**Stated goal:**
Everything in the data should be repeated exactly, save for the images.

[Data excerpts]

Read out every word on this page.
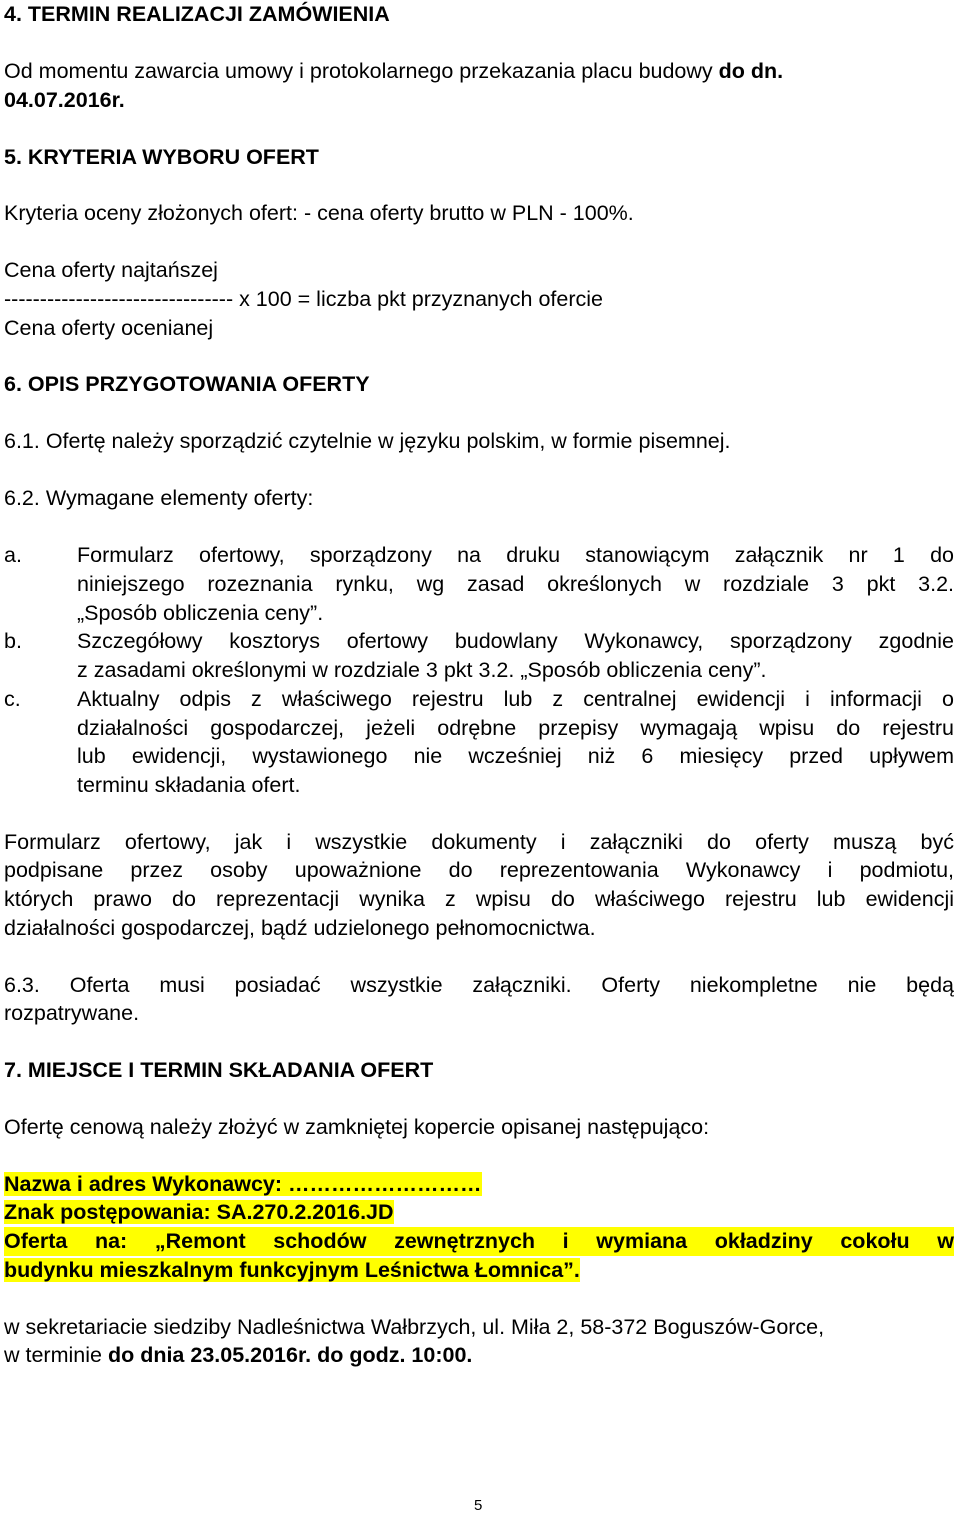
4. TERMIN REALIZACJI ZAMÓWIENIA
Od momentu zawarcia umowy i protokolarnego przekazania placu budowy do dn.
04.07.2016r.
5. KRYTERIA WYBORU OFERT
Kryteria oceny złożonych ofert: - cena oferty brutto w PLN - 100%.
Cena oferty najtańszej
-------------------------------- x 100 = liczba pkt przyznanych ofercie
Cena oferty ocenianej
6. OPIS PRZYGOTOWANIA OFERTY
6.1. Ofertę należy sporządzić czytelnie w języku polskim, w formie pisemnej.
6.2. Wymagane elementy oferty:
a.	Formularz ofertowy, sporządzony na druku stanowiącym załącznik nr 1 do
niniejszego rozeznania rynku, wg zasad określonych w rozdziale 3 pkt 3.2.
„Sposób obliczenia ceny”.
b.	Szczegółowy kosztorys ofertowy budowlany Wykonawcy, sporządzony zgodnie
z zasadami określonymi w rozdziale 3 pkt 3.2. „Sposób obliczenia ceny”.
c.	Aktualny odpis z właściwego rejestru lub z centralnej ewidencji i informacji o
działalności gospodarczej, jeżeli odrębne przepisy wymagają wpisu do rejestru
lub ewidencji, wystawionego nie wcześniej niż 6 miesięcy przed upływem
terminu składania ofert.
Formularz ofertowy, jak i wszystkie dokumenty i załączniki do oferty muszą być
podpisane przez osoby upoważnione do reprezentowania Wykonawcy i podmiotu,
których prawo do reprezentacji wynika z wpisu do właściwego rejestru lub ewidencji
działalności gospodarczej, bądź udzielonego pełnomocnictwa.
6.3. Oferta musi posiadać wszystkie załączniki. Oferty niekompletne nie będą
rozpatrywane.
7. MIEJSCE I TERMIN SKŁADANIA OFERT
Ofertę cenową należy złożyć w zamkniętej kopercie opisanej następująco:
Nazwa i adres Wykonawcy: ………………………
Znak postępowania: SA.270.2.2016.JD
Oferta na: „Remont schodów zewnętrznych i wymiana okładziny cokołu w
budynku mieszkalnym funkcyjnym Leśnictwa Łomnica”.
w sekretariacie siedziby Nadleśnictwa Wałbrzych, ul. Miła 2, 58-372 Boguszów-Gorce,
w terminie do dnia 23.05.2016r. do godz. 10:00.
5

**Response below:**
Read out every word on this page.
4. TERMIN REALIZACJI ZAMÓWIENIA
Od momentu zawarcia umowy i protokolarnego przekazania placu budowy do dn.
04.07.2016r.
5. KRYTERIA WYBORU OFERT
Kryteria oceny złożonych ofert: - cena oferty brutto w PLN - 100%.
Cena oferty najtańszej
-------------------------------- x 100 = liczba pkt przyznanych ofercie
Cena oferty ocenianej
6. OPIS PRZYGOTOWANIA OFERTY
6.1. Ofertę należy sporządzić czytelnie w języku polskim, w formie pisemnej.
6.2. Wymagane elementy oferty:
a.	Formularz ofertowy, sporządzony na druku stanowiącym załącznik nr 1 do
niniejszego rozeznania rynku, wg zasad określonych w rozdziale 3 pkt 3.2.
„Sposób obliczenia ceny”.
b.	Szczegółowy kosztorys ofertowy budowlany Wykonawcy, sporządzony zgodnie
z zasadami określonymi w rozdziale 3 pkt 3.2. „Sposób obliczenia ceny”.
c.	Aktualny odpis z właściwego rejestru lub z centralnej ewidencji i informacji o
działalności gospodarczej, jeżeli odrębne przepisy wymagają wpisu do rejestru
lub ewidencji, wystawionego nie wcześniej niż 6 miesięcy przed upływem
terminu składania ofert.
Formularz ofertowy, jak i wszystkie dokumenty i załączniki do oferty muszą być
podpisane przez osoby upoważnione do reprezentowania Wykonawcy i podmiotu,
których prawo do reprezentacji wynika z wpisu do właściwego rejestru lub ewidencji
działalności gospodarczej, bądź udzielonego pełnomocnictwa.
6.3. Oferta musi posiadać wszystkie załączniki. Oferty niekompletne nie będą
rozpatrywane.
7. MIEJSCE I TERMIN SKŁADANIA OFERT
Ofertę cenową należy złożyć w zamkniętej kopercie opisanej następująco:
Nazwa i adres Wykonawcy: ………………………
Znak postępowania: SA.270.2.2016.JD
Oferta na: „Remont schodów zewnętrznych i wymiana okładziny cokołu w
budynku mieszkalnym funkcyjnym Leśnictwa Łomnica”.
w sekretariacie siedziby Nadleśnictwa Wałbrzych, ul. Miła 2, 58-372 Boguszów-Gorce,
w terminie do dnia 23.05.2016r. do godz. 10:00.
5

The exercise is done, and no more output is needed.